WHAT THE TASK REQUIRES: Copy out the data below verbatim.

DATA TO EXAMINE:
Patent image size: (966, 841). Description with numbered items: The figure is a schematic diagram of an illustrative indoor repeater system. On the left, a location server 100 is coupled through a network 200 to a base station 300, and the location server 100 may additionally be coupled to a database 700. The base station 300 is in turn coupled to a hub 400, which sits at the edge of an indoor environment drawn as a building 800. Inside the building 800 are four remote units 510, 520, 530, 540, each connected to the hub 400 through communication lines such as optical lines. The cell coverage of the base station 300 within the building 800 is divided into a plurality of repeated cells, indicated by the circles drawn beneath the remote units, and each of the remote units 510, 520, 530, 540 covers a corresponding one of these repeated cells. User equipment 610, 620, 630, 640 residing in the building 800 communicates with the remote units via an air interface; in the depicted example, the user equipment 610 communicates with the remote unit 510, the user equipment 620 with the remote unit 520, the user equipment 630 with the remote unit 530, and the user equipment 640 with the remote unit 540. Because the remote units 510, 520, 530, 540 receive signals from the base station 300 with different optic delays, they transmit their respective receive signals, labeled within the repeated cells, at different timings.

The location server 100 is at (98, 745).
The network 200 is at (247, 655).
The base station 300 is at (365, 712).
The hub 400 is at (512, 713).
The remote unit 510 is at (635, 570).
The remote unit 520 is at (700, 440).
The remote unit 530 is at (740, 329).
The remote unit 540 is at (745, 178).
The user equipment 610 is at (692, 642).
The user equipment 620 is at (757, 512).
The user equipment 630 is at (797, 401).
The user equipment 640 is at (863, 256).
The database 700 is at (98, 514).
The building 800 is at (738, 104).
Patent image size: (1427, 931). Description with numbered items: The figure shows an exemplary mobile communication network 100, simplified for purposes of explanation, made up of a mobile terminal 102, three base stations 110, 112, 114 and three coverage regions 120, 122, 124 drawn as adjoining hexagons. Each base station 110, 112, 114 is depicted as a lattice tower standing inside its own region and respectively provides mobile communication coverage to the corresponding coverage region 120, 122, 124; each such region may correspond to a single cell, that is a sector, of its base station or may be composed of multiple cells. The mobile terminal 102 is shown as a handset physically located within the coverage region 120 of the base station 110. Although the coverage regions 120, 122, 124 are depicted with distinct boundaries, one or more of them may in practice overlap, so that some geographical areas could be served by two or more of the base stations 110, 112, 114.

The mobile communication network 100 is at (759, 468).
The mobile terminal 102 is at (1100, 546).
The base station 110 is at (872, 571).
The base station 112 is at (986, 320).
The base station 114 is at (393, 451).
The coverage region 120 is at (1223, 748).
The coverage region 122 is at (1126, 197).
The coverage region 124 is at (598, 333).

ANSWER:
Patent image size: (966, 841). Description with numbered items: The figure is a schematic diagram of an illustrative indoor repeater system. On the left, a location server 100 is coupled through a network 200 to a base station 300, and the location server 100 may additionally be coupled to a database 700. The base station 300 is in turn coupled to a hub 400, which sits at the edge of an indoor environment drawn as a building 800. Inside the building 800 are four remote units 510, 520, 530, 540, each connected to the hub 400 through communication lines such as optical lines. The cell coverage of the base station 300 within the building 800 is divided into a plurality of repeated cells, indicated by the circles drawn beneath the remote units, and each of the remote units 510, 520, 530, 540 covers a corresponding one of these repeated cells. User equipment 610, 620, 630, 640 residing in the building 800 communicates with the remote units via an air interface; in the depicted example, the user equipment 610 communicates with the remote unit 510, the user equipment 620 with the remote unit 520, the user equipment 630 with the remote unit 530, and the user equipment 640 with the remote unit 540. Because the remote units 510, 520, 530, 540 receive signals from the base station 300 with different optic delays, they transmit their respective receive signals, labeled within the repeated cells, at different timings.

The location server 100 is at (98, 745).
The network 200 is at (247, 655).
The base station 300 is at (365, 712).
The hub 400 is at (512, 713).
The remote unit 510 is at (635, 570).
The remote unit 520 is at (700, 440).
The remote unit 530 is at (740, 329).
The remote unit 540 is at (745, 178).
The user equipment 610 is at (692, 642).
The user equipment 620 is at (757, 512).
The user equipment 630 is at (797, 401).
The user equipment 640 is at (863, 256).
The database 700 is at (98, 514).
The building 800 is at (738, 104).
Patent image size: (1427, 931). Description with numbered items: The figure shows an exemplary mobile communication network 100, simplified for purposes of explanation, made up of a mobile terminal 102, three base stations 110, 112, 114 and three coverage regions 120, 122, 124 drawn as adjoining hexagons. Each base station 110, 112, 114 is depicted as a lattice tower standing inside its own region and respectively provides mobile communication coverage to the corresponding coverage region 120, 122, 124; each such region may correspond to a single cell, that is a sector, of its base station or may be composed of multiple cells. The mobile terminal 102 is shown as a handset physically located within the coverage region 120 of the base station 110. Although the coverage regions 120, 122, 124 are depicted with distinct boundaries, one or more of them may in practice overlap, so that some geographical areas could be served by two or more of the base stations 110, 112, 114.

The mobile communication network 100 is at (759, 468).
The mobile terminal 102 is at (1100, 546).
The base station 110 is at (872, 571).
The base station 112 is at (986, 320).
The base station 114 is at (393, 451).
The coverage region 120 is at (1223, 748).
The coverage region 122 is at (1126, 197).
The coverage region 124 is at (598, 333).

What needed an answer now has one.